● DIRECTION
Search the records for the word "text" and pick out every line that has it.

— START DATASET EXCERPTS —

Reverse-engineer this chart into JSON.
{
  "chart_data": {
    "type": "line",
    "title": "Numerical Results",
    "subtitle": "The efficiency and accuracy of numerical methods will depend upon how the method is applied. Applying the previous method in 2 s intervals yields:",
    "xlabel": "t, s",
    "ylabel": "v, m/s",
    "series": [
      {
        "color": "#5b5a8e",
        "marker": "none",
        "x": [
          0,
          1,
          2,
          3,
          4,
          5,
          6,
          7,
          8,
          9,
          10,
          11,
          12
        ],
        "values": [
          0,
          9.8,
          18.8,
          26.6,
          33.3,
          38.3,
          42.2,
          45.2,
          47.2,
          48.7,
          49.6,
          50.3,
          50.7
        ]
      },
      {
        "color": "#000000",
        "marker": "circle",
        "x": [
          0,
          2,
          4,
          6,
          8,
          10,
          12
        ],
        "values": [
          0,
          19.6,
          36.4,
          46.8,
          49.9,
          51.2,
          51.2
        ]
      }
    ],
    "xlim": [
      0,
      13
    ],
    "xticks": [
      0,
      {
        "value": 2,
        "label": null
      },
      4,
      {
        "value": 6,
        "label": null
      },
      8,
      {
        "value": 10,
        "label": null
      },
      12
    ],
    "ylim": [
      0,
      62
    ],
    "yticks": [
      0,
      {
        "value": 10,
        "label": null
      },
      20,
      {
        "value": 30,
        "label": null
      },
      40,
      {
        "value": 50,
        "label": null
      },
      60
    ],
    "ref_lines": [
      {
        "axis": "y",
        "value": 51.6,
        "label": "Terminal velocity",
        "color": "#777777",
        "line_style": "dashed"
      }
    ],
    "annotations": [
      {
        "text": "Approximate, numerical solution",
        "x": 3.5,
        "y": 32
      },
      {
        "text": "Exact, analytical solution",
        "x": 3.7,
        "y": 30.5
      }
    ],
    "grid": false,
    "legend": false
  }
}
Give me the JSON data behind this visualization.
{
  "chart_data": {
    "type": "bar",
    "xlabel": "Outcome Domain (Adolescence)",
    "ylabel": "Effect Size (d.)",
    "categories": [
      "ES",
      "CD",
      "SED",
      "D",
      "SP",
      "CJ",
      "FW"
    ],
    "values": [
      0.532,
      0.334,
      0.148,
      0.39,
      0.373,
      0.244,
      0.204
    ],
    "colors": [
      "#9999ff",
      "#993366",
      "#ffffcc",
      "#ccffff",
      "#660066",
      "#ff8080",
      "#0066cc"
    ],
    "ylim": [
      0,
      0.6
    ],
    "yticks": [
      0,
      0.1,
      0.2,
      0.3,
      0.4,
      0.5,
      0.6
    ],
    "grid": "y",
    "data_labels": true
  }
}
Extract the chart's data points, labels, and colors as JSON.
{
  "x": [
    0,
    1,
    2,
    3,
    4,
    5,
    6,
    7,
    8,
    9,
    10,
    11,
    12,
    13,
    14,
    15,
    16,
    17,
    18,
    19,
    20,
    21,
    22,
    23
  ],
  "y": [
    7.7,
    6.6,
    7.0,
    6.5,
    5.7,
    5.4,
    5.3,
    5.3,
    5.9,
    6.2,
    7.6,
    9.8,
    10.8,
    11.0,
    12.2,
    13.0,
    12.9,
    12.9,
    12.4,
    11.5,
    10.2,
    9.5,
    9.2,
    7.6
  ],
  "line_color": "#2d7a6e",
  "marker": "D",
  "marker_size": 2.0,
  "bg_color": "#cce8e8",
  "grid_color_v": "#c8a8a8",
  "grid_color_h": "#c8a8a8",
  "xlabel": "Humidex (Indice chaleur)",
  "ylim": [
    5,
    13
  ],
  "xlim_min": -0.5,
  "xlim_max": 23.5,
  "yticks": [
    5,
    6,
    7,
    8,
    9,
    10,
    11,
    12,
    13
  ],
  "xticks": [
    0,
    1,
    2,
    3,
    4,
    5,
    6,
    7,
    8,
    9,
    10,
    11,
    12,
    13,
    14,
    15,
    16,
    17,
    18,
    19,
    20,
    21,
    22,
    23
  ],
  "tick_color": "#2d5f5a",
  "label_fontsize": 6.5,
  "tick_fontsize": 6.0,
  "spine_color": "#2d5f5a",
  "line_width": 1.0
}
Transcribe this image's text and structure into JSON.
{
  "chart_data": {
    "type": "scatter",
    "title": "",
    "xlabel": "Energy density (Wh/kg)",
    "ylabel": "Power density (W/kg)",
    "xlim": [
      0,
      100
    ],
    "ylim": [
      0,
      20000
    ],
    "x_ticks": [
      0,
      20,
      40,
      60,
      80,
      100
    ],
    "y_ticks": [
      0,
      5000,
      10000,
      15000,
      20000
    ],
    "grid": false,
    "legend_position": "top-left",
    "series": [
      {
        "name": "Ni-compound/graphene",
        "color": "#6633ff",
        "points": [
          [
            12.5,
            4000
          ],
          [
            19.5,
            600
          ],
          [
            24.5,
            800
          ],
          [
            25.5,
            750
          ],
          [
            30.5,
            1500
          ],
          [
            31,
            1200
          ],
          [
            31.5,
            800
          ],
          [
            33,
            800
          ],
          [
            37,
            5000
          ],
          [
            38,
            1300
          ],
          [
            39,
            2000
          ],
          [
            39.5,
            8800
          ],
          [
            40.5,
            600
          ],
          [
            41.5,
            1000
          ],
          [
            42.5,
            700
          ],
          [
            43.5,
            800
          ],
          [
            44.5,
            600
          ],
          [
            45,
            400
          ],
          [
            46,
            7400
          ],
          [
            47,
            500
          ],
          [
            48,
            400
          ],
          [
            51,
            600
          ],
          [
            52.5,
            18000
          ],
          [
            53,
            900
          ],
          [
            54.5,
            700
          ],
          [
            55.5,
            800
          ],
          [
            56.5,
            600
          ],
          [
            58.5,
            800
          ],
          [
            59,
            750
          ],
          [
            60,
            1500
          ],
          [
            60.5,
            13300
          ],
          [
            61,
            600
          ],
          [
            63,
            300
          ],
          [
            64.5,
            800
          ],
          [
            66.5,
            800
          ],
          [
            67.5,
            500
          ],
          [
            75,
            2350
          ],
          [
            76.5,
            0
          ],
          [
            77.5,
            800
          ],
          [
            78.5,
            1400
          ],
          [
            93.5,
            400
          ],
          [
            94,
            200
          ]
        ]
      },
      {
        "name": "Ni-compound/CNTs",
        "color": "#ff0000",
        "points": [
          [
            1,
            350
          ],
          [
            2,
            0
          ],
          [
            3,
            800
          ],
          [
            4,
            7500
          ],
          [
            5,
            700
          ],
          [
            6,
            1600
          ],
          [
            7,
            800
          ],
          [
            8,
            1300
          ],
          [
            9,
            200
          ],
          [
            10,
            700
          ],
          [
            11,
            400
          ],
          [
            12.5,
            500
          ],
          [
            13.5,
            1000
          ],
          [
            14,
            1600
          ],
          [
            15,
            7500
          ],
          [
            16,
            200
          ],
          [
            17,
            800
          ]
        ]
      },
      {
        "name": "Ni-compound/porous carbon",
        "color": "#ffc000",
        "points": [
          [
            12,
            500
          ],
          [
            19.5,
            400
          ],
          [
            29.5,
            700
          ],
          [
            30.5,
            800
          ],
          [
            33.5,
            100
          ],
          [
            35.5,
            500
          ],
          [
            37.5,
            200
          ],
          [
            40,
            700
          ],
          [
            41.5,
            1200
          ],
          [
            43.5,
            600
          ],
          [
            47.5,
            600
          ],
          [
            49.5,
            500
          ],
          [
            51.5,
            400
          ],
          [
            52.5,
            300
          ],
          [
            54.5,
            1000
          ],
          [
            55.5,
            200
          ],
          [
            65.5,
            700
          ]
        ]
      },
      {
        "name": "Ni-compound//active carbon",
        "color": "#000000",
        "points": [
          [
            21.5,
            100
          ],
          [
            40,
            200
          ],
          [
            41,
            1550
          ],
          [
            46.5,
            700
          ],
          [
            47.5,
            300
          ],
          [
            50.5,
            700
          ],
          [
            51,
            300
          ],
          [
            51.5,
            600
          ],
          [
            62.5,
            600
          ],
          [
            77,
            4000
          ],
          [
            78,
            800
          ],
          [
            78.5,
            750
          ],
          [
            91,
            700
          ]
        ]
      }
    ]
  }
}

— END DATASET EXCERPTS —

● ANSWER TO THIS PROBLEM
        "text": "Approximate, numerical solution",
        "text": "Exact, analytical solution",
Transcribe this image's text and structure into JSON.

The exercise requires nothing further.